Transcribe all of the records precisely as they are presented.

■ Material provided ■
....
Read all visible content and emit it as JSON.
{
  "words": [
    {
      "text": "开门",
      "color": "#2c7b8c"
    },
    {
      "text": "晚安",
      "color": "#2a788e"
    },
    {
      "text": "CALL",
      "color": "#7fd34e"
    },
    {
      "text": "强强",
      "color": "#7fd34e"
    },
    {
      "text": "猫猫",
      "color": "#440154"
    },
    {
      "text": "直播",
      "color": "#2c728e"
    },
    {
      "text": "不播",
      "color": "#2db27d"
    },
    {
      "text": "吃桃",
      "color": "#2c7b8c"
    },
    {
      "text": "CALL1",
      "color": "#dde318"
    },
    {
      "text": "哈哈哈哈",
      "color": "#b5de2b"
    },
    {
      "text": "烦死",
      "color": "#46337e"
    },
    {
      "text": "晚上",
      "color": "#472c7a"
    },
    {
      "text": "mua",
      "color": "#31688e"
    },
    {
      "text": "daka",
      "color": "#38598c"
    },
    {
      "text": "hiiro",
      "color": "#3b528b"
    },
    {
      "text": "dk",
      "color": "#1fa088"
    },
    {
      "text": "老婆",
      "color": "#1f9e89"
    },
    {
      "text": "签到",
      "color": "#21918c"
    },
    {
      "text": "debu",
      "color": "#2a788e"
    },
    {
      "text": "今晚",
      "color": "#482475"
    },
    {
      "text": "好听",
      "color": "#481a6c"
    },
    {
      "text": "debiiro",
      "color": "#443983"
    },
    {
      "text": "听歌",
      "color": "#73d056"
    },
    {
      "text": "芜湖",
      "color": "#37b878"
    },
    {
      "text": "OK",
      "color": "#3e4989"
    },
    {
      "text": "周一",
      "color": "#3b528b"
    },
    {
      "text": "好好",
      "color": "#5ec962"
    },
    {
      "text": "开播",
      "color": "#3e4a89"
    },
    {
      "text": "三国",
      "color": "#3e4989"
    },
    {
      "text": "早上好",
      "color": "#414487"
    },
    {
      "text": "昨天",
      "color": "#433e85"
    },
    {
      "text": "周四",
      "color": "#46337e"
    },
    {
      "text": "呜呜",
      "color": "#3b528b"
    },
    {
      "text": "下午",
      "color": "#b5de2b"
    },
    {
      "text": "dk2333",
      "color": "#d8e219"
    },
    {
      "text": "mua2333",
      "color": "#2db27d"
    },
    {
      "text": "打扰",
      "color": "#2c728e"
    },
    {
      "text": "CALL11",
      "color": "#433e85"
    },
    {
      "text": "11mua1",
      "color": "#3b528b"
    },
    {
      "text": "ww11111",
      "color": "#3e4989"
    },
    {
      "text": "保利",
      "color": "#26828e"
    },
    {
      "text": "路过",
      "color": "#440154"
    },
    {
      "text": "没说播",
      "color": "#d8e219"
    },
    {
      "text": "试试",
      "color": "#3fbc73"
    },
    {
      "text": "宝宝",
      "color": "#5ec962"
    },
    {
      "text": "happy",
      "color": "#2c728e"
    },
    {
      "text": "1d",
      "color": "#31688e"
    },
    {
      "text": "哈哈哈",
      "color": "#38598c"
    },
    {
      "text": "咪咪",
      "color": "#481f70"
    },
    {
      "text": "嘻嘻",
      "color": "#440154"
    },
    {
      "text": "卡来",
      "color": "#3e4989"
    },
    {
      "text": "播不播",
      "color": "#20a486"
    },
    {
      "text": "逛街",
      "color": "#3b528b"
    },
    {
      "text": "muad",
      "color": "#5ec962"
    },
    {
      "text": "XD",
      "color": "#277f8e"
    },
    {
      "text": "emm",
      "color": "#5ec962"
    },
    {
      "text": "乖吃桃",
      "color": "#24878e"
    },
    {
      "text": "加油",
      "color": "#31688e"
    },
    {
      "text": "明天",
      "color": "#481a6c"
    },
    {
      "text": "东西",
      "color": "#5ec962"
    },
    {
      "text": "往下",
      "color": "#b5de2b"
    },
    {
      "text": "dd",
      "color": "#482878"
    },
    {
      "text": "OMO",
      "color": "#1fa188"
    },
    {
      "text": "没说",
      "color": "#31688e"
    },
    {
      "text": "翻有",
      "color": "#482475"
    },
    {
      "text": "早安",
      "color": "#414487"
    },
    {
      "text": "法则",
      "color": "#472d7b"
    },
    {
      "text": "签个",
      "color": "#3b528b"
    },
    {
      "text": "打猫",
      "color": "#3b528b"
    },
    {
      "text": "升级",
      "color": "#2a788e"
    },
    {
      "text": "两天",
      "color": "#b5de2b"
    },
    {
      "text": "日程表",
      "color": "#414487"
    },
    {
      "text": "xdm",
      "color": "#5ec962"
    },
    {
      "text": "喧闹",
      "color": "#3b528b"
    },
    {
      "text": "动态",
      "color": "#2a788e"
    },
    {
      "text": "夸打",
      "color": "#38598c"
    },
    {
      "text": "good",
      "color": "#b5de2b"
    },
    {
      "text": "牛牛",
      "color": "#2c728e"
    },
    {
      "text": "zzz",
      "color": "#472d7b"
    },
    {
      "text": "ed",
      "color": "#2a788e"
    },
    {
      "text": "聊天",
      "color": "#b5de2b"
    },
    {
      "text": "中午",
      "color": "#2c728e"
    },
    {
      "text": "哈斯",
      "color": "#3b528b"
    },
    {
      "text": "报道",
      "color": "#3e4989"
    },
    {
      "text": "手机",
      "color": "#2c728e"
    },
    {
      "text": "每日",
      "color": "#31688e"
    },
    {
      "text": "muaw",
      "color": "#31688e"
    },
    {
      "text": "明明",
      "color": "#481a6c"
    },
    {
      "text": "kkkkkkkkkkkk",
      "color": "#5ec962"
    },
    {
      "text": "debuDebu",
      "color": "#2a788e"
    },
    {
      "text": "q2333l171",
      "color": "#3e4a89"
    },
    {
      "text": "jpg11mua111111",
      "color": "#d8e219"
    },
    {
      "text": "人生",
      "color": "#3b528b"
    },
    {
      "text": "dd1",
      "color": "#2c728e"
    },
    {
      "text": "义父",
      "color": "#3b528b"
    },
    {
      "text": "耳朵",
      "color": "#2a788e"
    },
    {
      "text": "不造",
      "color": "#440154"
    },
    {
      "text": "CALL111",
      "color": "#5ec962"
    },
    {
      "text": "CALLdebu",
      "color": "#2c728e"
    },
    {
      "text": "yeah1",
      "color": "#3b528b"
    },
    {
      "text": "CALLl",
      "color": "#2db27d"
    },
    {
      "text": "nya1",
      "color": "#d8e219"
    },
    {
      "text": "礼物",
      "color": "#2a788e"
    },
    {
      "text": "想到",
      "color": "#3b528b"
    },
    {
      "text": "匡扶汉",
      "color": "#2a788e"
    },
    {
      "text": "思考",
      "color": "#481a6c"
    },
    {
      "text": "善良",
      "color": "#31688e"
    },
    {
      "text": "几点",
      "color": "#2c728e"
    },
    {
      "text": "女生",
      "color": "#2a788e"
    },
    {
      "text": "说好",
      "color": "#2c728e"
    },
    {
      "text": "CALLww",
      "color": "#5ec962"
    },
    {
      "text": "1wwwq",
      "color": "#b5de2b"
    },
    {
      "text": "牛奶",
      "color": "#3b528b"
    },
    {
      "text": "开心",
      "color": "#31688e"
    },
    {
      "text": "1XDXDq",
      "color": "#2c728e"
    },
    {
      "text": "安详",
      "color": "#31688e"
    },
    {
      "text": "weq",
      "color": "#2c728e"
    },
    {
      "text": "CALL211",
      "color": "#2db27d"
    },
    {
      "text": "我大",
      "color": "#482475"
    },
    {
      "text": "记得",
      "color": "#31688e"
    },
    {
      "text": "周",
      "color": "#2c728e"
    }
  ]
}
....
■ Solution ■
Read all visible content and emit it as JSON.
{
  "words": [
    {
      "text": "开门",
      "color": "#2c7b8c"
    },
    {
      "text": "晚安",
      "color": "#2a788e"
    },
    {
      "text": "CALL",
      "color": "#7fd34e"
    },
    {
      "text": "强强",
      "color": "#7fd34e"
    },
    {
      "text": "猫猫",
      "color": "#440154"
    },
    {
      "text": "直播",
      "color": "#2c728e"
    },
    {
      "text": "不播",
      "color": "#2db27d"
    },
    {
      "text": "吃桃",
      "color": "#2c7b8c"
    },
    {
      "text": "CALL1",
      "color": "#dde318"
    },
    {
      "text": "哈哈哈哈",
      "color": "#b5de2b"
    },
    {
      "text": "烦死",
      "color": "#46337e"
    },
    {
      "text": "晚上",
      "color": "#472c7a"
    },
    {
      "text": "mua",
      "color": "#31688e"
    },
    {
      "text": "daka",
      "color": "#38598c"
    },
    {
      "text": "hiiro",
      "color": "#3b528b"
    },
    {
      "text": "dk",
      "color": "#1fa088"
    },
    {
      "text": "老婆",
      "color": "#1f9e89"
    },
    {
      "text": "签到",
      "color": "#21918c"
    },
    {
      "text": "debu",
      "color": "#2a788e"
    },
    {
      "text": "今晚",
      "color": "#482475"
    },
    {
      "text": "好听",
      "color": "#481a6c"
    },
    {
      "text": "debiiro",
      "color": "#443983"
    },
    {
      "text": "听歌",
      "color": "#73d056"
    },
    {
      "text": "芜湖",
      "color": "#37b878"
    },
    {
      "text": "OK",
      "color": "#3e4989"
    },
    {
      "text": "周一",
      "color": "#3b528b"
    },
    {
      "text": "好好",
      "color": "#5ec962"
    },
    {
      "text": "开播",
      "color": "#3e4a89"
    },
    {
      "text": "三国",
      "color": "#3e4989"
    },
    {
      "text": "早上好",
      "color": "#414487"
    },
    {
      "text": "昨天",
      "color": "#433e85"
    },
    {
      "text": "周四",
      "color": "#46337e"
    },
    {
      "text": "呜呜",
      "color": "#3b528b"
    },
    {
      "text": "下午",
      "color": "#b5de2b"
    },
    {
      "text": "dk2333",
      "color": "#d8e219"
    },
    {
      "text": "mua2333",
      "color": "#2db27d"
    },
    {
      "text": "打扰",
      "color": "#2c728e"
    },
    {
      "text": "CALL11",
      "color": "#433e85"
    },
    {
      "text": "11mua1",
      "color": "#3b528b"
    },
    {
      "text": "ww11111",
      "color": "#3e4989"
    },
    {
      "text": "保利",
      "color": "#26828e"
    },
    {
      "text": "路过",
      "color": "#440154"
    },
    {
      "text": "没说播",
      "color": "#d8e219"
    },
    {
      "text": "试试",
      "color": "#3fbc73"
    },
    {
      "text": "宝宝",
      "color": "#5ec962"
    },
    {
      "text": "happy",
      "color": "#2c728e"
    },
    {
      "text": "1d",
      "color": "#31688e"
    },
    {
      "text": "哈哈哈",
      "color": "#38598c"
    },
    {
      "text": "咪咪",
      "color": "#481f70"
    },
    {
      "text": "嘻嘻",
      "color": "#440154"
    },
    {
      "text": "卡来",
      "color": "#3e4989"
    },
    {
      "text": "播不播",
      "color": "#20a486"
    },
    {
      "text": "逛街",
      "color": "#3b528b"
    },
    {
      "text": "muad",
      "color": "#5ec962"
    },
    {
      "text": "XD",
      "color": "#277f8e"
    },
    {
      "text": "emm",
      "color": "#5ec962"
    },
    {
      "text": "乖吃桃",
      "color": "#24878e"
    },
    {
      "text": "加油",
      "color": "#31688e"
    },
    {
      "text": "明天",
      "color": "#481a6c"
    },
    {
      "text": "东西",
      "color": "#5ec962"
    },
    {
      "text": "往下",
      "color": "#b5de2b"
    },
    {
      "text": "dd",
      "color": "#482878"
    },
    {
      "text": "OMO",
      "color": "#1fa188"
    },
    {
      "text": "没说",
      "color": "#31688e"
    },
    {
      "text": "翻有",
      "color": "#482475"
    },
    {
      "text": "早安",
      "color": "#414487"
    },
    {
      "text": "法则",
      "color": "#472d7b"
    },
    {
      "text": "签个",
      "color": "#3b528b"
    },
    {
      "text": "打猫",
      "color": "#3b528b"
    },
    {
      "text": "升级",
      "color": "#2a788e"
    },
    {
      "text": "两天",
      "color": "#b5de2b"
    },
    {
      "text": "日程表",
      "color": "#414487"
    },
    {
      "text": "xdm",
      "color": "#5ec962"
    },
    {
      "text": "喧闹",
      "color": "#3b528b"
    },
    {
      "text": "动态",
      "color": "#2a788e"
    },
    {
      "text": "夸打",
      "color": "#38598c"
    },
    {
      "text": "good",
      "color": "#b5de2b"
    },
    {
      "text": "牛牛",
      "color": "#2c728e"
    },
    {
      "text": "zzz",
      "color": "#472d7b"
    },
    {
      "text": "ed",
      "color": "#2a788e"
    },
    {
      "text": "聊天",
      "color": "#b5de2b"
    },
    {
      "text": "中午",
      "color": "#2c728e"
    },
    {
      "text": "哈斯",
      "color": "#3b528b"
    },
    {
      "text": "报道",
      "color": "#3e4989"
    },
    {
      "text": "手机",
      "color": "#2c728e"
    },
    {
      "text": "每日",
      "color": "#31688e"
    },
    {
      "text": "muaw",
      "color": "#31688e"
    },
    {
      "text": "明明",
      "color": "#481a6c"
    },
    {
      "text": "kkkkkkkkkkkk",
      "color": "#5ec962"
    },
    {
      "text": "debuDebu",
      "color": "#2a788e"
    },
    {
      "text": "q2333l171",
      "color": "#3e4a89"
    },
    {
      "text": "jpg11mua111111",
      "color": "#d8e219"
    },
    {
      "text": "人生",
      "color": "#3b528b"
    },
    {
      "text": "dd1",
      "color": "#2c728e"
    },
    {
      "text": "义父",
      "color": "#3b528b"
    },
    {
      "text": "耳朵",
      "color": "#2a788e"
    },
    {
      "text": "不造",
      "color": "#440154"
    },
    {
      "text": "CALL111",
      "color": "#5ec962"
    },
    {
      "text": "CALLdebu",
      "color": "#2c728e"
    },
    {
      "text": "yeah1",
      "color": "#3b528b"
    },
    {
      "text": "CALLl",
      "color": "#2db27d"
    },
    {
      "text": "nya1",
      "color": "#d8e219"
    },
    {
      "text": "礼物",
      "color": "#2a788e"
    },
    {
      "text": "想到",
      "color": "#3b528b"
    },
    {
      "text": "匡扶汉",
      "color": "#2a788e"
    },
    {
      "text": "思考",
      "color": "#481a6c"
    },
    {
      "text": "善良",
      "color": "#31688e"
    },
    {
      "text": "几点",
      "color": "#2c728e"
    },
    {
      "text": "女生",
      "color": "#2a788e"
    },
    {
      "text": "说好",
      "color": "#2c728e"
    },
    {
      "text": "CALLww",
      "color": "#5ec962"
    },
    {
      "text": "1wwwq",
      "color": "#b5de2b"
    },
    {
      "text": "牛奶",
      "color": "#3b528b"
    },
    {
      "text": "开心",
      "color": "#31688e"
    },
    {
      "text": "1XDXDq",
      "color": "#2c728e"
    },
    {
      "text": "安详",
      "color": "#31688e"
    },
    {
      "text": "weq",
      "color": "#2c728e"
    },
    {
      "text": "CALL211",
      "color": "#2db27d"
    },
    {
      "text": "我大",
      "color": "#482475"
    },
    {
      "text": "记得",
      "color": "#31688e"
    },
    {
      "text": "周",
      "color": "#2c728e"
    }
  ]
}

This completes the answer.